**TASK TO COMPLETE**:
Copy every line of the listing that holds the string "SDTVAR".

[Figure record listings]
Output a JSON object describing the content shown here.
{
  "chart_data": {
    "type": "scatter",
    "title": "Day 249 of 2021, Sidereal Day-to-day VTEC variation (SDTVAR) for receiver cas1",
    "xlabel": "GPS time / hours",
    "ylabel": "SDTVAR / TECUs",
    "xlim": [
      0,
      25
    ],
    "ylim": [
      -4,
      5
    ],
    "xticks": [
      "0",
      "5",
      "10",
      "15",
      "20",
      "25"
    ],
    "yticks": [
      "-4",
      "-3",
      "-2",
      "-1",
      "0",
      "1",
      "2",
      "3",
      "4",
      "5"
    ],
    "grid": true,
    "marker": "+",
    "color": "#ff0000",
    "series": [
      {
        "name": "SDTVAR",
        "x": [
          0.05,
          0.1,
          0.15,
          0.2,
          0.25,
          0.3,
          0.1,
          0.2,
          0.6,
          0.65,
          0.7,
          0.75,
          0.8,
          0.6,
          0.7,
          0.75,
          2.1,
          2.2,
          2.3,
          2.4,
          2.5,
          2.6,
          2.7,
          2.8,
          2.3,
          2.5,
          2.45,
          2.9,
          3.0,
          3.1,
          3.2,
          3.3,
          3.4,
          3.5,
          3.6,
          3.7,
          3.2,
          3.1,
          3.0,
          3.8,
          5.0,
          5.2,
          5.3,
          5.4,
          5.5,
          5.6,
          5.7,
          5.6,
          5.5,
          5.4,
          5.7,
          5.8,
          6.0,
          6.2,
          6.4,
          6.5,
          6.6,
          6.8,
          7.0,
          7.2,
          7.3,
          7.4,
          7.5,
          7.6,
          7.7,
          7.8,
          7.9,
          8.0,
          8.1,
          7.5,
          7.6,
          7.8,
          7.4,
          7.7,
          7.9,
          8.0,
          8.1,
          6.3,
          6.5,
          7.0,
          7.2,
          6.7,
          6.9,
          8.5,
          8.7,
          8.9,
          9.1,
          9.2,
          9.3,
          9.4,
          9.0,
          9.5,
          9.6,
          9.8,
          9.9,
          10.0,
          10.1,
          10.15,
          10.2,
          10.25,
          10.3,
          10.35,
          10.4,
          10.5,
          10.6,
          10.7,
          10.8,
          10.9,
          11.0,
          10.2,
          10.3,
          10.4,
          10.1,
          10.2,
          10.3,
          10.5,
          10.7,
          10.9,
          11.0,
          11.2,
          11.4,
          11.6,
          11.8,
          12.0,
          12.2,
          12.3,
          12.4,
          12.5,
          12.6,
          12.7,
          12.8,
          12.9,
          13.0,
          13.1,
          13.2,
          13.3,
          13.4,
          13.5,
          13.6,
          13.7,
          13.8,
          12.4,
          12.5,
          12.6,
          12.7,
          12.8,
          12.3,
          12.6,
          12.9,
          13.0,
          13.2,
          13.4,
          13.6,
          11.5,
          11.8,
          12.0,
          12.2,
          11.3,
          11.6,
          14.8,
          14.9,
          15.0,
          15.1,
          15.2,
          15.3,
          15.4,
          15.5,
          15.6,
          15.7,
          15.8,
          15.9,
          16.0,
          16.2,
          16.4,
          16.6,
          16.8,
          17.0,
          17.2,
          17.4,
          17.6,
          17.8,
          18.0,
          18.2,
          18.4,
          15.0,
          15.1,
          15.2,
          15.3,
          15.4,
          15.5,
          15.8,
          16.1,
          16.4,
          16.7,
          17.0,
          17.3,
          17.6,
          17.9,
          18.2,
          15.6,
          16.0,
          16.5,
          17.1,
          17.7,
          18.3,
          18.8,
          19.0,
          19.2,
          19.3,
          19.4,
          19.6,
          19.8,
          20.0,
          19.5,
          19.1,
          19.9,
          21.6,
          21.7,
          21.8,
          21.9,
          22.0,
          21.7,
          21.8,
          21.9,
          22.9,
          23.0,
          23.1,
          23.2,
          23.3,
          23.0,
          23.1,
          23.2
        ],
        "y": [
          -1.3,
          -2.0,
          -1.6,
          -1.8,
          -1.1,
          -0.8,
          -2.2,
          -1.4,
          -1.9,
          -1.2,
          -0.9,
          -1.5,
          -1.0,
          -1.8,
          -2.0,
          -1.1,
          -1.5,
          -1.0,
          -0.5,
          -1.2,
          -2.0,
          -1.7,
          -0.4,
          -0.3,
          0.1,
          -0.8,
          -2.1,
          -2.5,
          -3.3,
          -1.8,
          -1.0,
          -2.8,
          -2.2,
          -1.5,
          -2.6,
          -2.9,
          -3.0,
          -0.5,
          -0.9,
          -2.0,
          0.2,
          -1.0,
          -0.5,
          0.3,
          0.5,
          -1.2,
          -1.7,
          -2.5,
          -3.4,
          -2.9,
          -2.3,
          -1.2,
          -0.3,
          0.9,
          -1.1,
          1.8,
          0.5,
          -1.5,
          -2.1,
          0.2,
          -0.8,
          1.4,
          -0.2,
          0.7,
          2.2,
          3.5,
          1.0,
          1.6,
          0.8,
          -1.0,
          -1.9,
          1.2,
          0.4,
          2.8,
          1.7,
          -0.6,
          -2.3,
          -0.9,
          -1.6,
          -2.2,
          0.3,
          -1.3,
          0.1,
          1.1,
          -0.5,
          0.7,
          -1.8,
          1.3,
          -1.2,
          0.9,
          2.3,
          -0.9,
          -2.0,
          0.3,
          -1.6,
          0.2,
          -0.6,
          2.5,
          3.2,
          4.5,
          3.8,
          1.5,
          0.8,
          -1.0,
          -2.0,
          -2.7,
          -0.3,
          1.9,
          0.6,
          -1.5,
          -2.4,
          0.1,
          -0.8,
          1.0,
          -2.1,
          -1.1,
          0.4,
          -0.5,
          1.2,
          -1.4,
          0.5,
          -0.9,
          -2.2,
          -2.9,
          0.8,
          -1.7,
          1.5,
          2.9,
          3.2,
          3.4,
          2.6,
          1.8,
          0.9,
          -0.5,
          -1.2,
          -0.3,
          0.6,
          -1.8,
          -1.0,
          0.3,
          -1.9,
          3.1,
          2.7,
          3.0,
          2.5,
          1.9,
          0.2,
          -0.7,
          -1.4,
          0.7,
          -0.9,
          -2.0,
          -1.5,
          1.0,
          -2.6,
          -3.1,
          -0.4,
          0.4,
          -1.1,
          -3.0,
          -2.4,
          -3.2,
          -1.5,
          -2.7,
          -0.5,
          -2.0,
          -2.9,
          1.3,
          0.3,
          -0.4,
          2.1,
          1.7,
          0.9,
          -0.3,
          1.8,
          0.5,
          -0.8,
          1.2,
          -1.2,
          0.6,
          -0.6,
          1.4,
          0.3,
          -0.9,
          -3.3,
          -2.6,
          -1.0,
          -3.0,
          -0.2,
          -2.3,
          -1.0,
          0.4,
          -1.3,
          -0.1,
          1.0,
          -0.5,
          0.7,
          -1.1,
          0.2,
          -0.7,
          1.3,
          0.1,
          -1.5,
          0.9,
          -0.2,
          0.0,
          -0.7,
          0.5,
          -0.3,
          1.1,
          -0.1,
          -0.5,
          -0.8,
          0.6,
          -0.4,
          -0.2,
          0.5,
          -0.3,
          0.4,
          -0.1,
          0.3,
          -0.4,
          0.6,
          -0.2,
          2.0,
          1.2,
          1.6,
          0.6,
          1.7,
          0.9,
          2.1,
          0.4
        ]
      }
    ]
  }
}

**SOLUTION BELOW**:
    "title": "Day 249 of 2021, Sidereal Day-to-day VTEC variation (SDTVAR) for receiver cas1",
    "ylabel": "SDTVAR / TECUs",
        "name": "SDTVAR",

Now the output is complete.